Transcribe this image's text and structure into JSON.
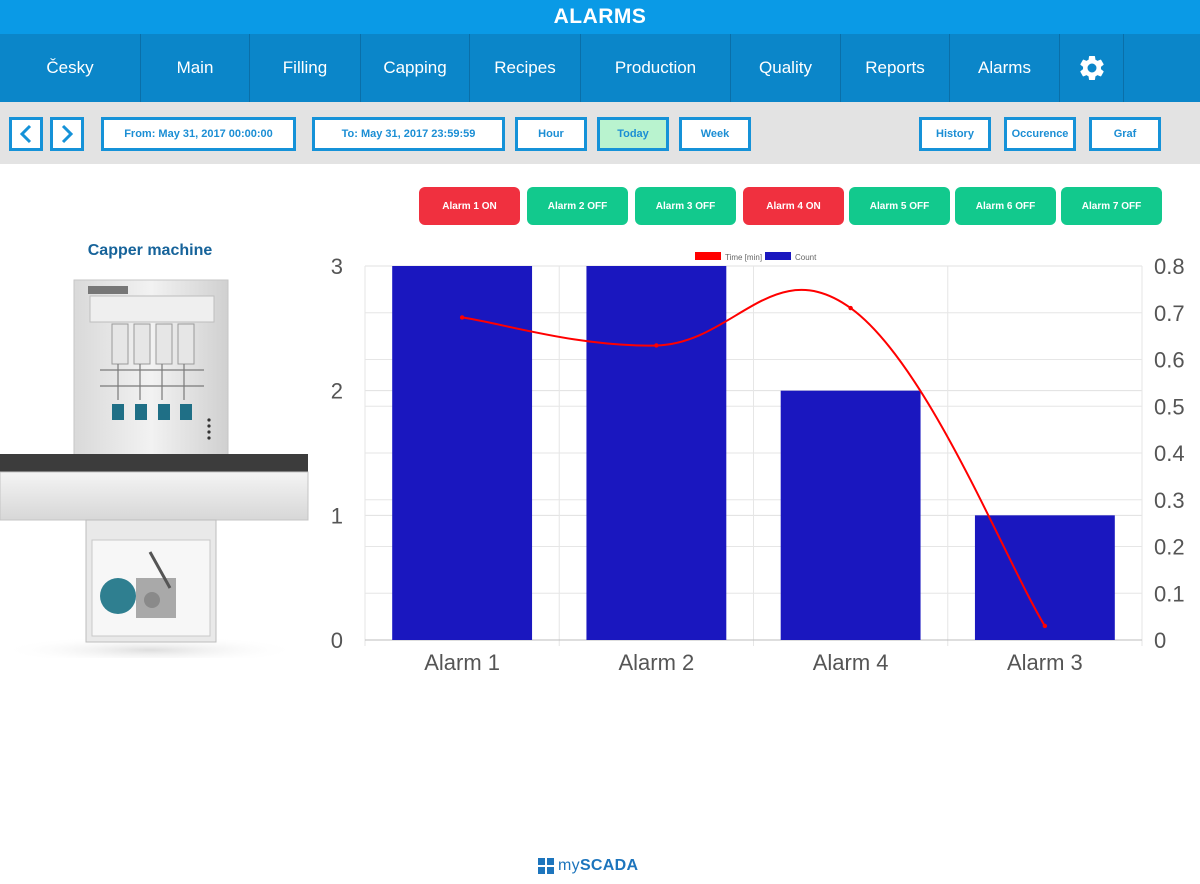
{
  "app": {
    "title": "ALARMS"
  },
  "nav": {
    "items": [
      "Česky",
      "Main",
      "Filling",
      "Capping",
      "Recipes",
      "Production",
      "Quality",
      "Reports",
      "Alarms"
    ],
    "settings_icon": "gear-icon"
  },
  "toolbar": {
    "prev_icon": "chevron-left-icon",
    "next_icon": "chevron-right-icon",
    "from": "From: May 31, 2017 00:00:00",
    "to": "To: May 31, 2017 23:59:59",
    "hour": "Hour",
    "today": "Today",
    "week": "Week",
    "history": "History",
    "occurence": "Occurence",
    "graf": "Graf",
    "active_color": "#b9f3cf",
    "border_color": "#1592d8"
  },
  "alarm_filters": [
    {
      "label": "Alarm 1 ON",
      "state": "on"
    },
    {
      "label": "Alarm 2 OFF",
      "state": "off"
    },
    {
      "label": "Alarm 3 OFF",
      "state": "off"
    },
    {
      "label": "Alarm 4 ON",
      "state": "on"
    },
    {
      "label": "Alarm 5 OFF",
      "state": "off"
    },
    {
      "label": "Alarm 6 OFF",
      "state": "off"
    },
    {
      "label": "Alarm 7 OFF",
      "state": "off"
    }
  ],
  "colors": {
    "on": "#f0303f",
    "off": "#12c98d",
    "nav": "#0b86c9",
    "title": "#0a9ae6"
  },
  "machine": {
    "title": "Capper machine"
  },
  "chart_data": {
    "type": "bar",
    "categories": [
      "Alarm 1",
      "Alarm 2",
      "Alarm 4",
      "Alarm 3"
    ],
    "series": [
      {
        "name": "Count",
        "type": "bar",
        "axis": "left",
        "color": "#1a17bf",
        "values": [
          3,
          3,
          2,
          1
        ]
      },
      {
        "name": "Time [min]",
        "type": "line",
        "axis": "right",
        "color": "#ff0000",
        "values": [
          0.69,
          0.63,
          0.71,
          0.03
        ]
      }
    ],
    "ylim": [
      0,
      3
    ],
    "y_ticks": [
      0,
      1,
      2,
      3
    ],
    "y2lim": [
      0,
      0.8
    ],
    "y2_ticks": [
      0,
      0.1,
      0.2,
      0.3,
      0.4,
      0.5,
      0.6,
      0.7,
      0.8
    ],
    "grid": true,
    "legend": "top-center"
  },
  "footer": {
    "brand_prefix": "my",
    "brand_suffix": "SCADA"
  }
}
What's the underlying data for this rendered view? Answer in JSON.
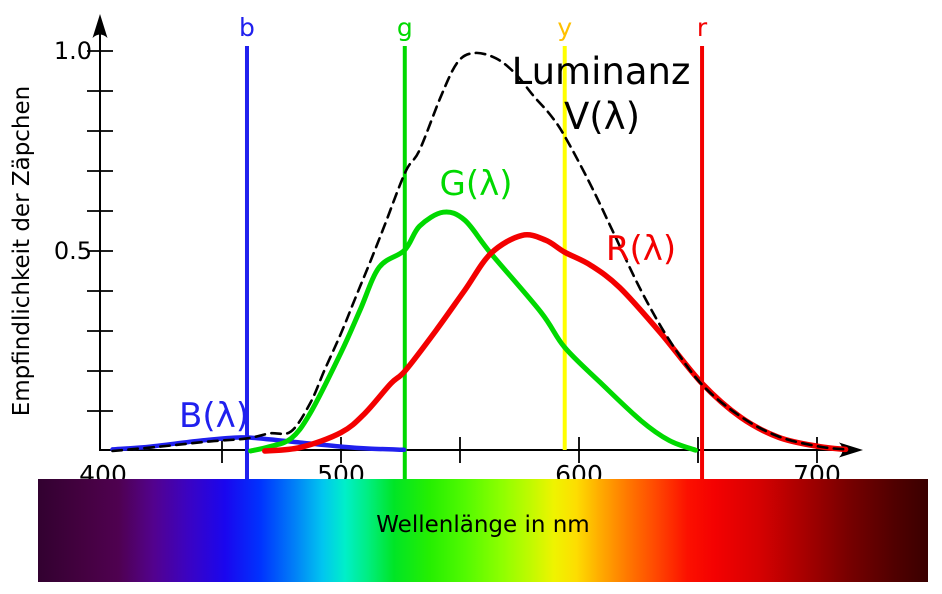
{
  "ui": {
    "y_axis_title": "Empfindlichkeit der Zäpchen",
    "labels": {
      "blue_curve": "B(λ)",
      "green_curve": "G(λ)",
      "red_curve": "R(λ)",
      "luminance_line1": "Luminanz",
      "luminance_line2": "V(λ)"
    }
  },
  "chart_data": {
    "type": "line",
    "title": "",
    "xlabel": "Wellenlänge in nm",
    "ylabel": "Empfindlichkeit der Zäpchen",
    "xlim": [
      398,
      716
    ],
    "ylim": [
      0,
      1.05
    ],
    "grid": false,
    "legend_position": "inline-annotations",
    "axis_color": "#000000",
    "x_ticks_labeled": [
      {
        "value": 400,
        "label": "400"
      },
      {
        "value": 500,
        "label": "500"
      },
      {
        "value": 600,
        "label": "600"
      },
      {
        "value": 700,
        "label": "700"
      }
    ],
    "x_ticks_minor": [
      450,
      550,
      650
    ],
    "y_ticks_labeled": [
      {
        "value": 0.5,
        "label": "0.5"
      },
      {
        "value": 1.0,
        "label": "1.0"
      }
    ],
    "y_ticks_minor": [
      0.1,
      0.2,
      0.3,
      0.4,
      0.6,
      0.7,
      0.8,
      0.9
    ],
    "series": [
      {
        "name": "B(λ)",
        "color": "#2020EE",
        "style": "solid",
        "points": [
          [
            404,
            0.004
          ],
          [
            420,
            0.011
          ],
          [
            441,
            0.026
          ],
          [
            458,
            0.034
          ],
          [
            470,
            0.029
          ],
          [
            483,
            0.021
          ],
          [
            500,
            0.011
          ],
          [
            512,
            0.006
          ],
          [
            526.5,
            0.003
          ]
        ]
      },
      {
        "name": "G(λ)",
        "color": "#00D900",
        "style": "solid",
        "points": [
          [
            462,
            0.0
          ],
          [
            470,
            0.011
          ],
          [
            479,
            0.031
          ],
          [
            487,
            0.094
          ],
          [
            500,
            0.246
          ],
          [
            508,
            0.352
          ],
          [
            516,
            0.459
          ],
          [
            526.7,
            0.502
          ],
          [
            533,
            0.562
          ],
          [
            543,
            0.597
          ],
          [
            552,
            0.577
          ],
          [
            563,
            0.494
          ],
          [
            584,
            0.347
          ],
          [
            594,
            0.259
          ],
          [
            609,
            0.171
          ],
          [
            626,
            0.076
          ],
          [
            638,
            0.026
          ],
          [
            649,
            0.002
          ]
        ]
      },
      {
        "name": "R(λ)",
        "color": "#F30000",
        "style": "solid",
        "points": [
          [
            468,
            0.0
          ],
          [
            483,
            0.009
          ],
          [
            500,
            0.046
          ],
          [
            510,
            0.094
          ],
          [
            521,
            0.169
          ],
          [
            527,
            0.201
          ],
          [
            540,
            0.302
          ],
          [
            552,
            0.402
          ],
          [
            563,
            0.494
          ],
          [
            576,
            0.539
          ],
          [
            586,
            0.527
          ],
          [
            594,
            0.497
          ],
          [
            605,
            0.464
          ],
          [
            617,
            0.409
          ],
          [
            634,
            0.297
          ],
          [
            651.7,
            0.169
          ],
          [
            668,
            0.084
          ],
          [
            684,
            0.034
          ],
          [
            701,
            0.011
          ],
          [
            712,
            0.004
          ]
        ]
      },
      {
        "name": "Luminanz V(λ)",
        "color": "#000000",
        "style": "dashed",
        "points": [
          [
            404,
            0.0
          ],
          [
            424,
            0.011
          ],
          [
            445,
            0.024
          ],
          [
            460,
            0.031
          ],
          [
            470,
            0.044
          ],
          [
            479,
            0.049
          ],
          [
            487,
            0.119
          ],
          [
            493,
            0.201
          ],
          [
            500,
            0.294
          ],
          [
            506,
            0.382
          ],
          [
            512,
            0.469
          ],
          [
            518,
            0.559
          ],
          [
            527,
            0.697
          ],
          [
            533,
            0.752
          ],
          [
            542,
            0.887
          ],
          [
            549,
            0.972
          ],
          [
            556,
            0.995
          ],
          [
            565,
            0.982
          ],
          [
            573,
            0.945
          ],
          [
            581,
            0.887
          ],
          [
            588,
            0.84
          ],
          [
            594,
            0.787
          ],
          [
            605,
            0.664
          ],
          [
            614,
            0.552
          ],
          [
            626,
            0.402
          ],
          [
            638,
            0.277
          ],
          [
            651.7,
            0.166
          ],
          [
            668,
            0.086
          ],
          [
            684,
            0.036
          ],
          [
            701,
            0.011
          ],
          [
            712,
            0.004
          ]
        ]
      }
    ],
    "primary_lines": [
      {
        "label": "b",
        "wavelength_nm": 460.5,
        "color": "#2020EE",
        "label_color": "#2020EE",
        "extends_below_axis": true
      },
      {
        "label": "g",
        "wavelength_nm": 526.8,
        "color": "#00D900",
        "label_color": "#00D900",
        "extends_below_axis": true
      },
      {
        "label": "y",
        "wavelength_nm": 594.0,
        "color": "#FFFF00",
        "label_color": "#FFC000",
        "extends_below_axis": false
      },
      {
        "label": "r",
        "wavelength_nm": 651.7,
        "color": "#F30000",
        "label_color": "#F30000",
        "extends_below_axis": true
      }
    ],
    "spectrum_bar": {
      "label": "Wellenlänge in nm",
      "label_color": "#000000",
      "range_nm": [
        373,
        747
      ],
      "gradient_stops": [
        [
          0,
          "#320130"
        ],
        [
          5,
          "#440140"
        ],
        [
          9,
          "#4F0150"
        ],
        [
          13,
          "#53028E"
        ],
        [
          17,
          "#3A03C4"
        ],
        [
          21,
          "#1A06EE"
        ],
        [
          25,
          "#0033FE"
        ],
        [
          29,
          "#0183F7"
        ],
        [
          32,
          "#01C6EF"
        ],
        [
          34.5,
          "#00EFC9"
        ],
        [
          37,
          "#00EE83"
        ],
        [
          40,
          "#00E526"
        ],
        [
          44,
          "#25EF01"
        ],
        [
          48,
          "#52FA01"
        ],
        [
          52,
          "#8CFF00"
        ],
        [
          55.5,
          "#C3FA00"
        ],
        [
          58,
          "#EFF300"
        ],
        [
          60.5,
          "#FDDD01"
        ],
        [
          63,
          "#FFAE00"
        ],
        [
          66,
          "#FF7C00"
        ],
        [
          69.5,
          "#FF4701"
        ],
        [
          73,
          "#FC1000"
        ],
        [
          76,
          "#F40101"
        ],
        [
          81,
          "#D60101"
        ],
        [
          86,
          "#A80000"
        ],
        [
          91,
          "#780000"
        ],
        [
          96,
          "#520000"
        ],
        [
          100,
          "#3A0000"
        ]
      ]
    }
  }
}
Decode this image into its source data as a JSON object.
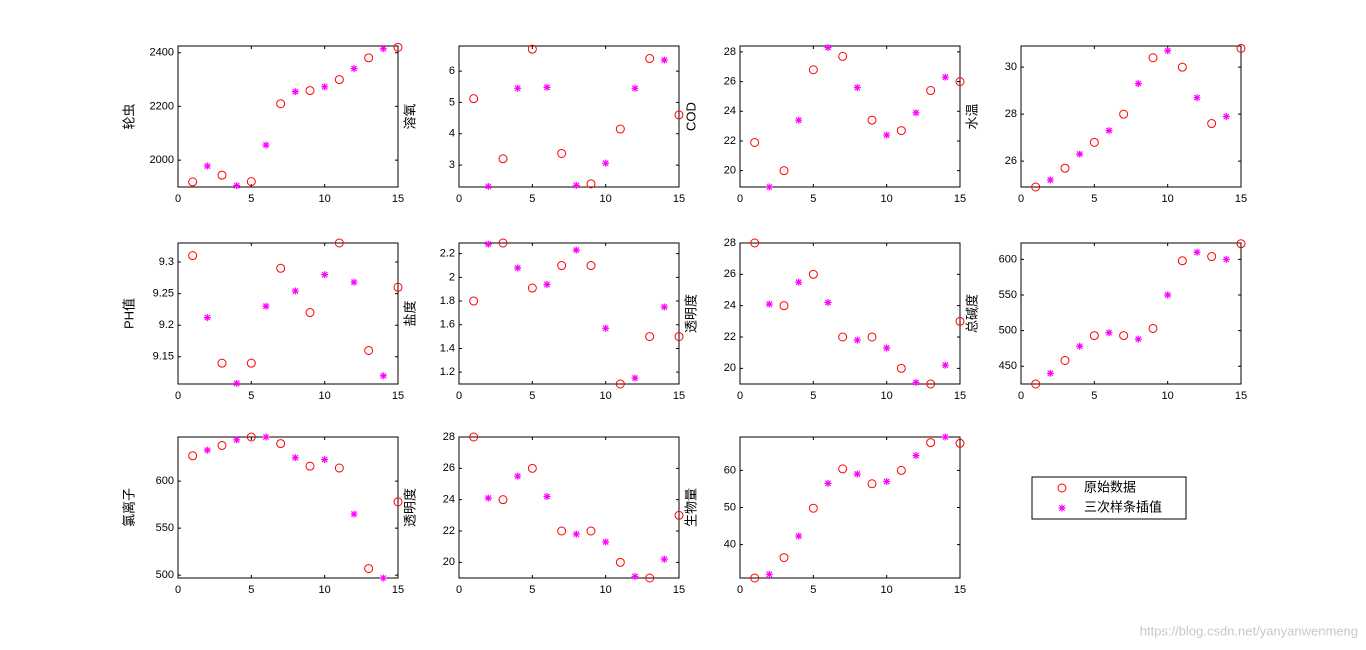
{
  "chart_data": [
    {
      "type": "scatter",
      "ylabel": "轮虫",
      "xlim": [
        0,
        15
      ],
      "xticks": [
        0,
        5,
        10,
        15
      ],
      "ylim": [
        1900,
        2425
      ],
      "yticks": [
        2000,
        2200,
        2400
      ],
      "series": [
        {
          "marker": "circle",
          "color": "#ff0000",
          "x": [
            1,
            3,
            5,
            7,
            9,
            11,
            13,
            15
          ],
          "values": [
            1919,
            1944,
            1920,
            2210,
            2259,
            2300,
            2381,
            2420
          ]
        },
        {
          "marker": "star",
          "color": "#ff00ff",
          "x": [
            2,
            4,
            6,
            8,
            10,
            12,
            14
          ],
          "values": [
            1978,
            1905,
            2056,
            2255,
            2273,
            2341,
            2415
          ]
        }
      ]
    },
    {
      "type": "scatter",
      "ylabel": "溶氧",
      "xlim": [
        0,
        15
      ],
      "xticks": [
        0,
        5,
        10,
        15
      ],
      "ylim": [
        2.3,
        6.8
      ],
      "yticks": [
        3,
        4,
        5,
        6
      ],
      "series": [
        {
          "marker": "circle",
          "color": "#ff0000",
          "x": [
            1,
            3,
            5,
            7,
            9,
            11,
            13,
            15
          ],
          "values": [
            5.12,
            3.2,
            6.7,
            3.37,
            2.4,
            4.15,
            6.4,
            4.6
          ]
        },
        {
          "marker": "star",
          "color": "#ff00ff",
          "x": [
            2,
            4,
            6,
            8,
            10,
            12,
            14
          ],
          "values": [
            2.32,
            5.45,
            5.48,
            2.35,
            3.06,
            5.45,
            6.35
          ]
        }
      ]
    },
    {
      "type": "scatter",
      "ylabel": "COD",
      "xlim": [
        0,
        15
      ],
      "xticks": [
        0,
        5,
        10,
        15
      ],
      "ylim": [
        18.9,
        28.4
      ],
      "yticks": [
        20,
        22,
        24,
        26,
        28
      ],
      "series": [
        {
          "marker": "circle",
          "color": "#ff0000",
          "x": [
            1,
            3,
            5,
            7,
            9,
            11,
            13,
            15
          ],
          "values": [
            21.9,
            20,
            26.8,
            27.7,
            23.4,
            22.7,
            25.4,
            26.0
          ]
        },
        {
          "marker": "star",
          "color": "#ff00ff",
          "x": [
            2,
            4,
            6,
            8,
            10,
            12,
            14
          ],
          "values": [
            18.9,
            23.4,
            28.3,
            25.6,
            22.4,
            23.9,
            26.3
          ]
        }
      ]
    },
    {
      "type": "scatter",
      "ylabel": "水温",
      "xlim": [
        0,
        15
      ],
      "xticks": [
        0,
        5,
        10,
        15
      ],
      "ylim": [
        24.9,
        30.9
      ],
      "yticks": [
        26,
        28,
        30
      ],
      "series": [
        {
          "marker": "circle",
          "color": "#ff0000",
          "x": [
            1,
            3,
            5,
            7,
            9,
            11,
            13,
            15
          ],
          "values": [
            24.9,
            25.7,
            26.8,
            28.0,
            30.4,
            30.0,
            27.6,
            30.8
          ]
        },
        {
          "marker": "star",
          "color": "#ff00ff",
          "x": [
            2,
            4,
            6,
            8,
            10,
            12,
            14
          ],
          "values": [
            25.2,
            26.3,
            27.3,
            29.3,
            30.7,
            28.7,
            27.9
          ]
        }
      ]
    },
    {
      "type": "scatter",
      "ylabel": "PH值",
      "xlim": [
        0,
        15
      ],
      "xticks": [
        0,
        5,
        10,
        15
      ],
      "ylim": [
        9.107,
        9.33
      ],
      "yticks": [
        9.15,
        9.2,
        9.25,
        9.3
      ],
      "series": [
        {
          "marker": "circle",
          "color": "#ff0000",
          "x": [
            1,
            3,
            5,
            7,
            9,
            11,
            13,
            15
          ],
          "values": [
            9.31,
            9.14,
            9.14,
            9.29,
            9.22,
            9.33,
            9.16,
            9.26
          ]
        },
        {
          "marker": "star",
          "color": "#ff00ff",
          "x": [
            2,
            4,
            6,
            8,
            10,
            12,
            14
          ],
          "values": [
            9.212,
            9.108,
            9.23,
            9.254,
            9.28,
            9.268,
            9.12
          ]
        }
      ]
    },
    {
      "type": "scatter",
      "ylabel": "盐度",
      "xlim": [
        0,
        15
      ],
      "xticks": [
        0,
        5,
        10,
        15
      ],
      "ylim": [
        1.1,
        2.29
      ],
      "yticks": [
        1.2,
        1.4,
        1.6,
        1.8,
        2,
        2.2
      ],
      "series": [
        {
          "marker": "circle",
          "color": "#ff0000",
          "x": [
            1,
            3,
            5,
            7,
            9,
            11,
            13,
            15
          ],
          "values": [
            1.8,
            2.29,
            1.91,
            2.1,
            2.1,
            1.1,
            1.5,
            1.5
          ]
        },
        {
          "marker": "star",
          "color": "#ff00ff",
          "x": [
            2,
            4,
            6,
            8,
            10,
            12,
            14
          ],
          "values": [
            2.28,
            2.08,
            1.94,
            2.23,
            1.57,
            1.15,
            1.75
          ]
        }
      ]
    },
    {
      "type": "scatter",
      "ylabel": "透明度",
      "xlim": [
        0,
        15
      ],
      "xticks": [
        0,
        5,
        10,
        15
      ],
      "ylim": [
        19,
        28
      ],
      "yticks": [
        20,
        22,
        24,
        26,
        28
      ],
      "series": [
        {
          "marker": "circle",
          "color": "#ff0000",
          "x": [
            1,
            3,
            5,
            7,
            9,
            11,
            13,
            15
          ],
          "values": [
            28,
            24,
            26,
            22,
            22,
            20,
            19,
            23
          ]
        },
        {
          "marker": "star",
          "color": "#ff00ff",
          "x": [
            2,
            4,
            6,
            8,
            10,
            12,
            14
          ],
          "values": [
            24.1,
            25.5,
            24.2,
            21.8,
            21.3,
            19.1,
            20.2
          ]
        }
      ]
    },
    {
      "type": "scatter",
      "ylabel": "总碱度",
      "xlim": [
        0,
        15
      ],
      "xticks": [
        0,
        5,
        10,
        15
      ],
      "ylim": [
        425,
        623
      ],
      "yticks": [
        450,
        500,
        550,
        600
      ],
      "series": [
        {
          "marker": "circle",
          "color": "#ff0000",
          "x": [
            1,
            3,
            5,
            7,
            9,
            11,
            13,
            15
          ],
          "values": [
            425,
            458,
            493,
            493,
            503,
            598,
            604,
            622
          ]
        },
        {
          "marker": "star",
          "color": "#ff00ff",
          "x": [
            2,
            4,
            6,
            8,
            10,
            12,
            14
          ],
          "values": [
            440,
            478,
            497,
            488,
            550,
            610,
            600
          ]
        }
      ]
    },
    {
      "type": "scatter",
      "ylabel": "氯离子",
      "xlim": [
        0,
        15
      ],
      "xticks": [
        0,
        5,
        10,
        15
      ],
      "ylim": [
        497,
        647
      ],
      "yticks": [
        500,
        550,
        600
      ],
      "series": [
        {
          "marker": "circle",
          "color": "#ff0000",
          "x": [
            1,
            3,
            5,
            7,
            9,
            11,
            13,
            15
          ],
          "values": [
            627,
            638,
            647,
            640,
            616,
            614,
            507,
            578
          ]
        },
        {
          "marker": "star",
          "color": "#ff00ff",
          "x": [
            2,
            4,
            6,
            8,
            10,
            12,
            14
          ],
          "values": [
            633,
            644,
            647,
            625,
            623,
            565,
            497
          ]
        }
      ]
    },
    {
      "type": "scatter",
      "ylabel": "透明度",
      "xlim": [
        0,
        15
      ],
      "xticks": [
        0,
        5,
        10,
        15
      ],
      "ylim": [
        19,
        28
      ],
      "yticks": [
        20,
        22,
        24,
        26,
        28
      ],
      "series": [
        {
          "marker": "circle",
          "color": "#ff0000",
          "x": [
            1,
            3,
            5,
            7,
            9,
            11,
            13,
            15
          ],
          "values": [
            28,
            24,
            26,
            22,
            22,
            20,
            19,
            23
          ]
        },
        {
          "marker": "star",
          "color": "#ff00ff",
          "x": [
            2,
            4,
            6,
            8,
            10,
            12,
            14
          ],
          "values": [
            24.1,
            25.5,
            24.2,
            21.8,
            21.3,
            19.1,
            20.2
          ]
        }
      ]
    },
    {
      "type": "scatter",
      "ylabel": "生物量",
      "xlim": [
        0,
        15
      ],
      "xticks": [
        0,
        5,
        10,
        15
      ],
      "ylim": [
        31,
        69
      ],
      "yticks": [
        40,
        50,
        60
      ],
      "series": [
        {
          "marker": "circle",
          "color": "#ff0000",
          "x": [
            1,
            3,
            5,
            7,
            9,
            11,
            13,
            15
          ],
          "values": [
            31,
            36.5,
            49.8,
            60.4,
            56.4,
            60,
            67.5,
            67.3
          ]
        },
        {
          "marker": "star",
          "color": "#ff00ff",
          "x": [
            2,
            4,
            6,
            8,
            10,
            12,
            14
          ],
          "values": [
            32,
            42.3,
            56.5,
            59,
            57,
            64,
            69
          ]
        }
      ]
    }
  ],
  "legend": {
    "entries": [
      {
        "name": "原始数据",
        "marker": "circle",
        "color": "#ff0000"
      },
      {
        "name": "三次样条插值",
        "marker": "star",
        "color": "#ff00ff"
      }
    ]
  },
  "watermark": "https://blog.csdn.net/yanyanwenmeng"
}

▶ WHAT TO WORK ON
Of the lines in this data, how many contain "ylabel"? Reply with only the number.

▶ SOLUTION TO THIS TASK
12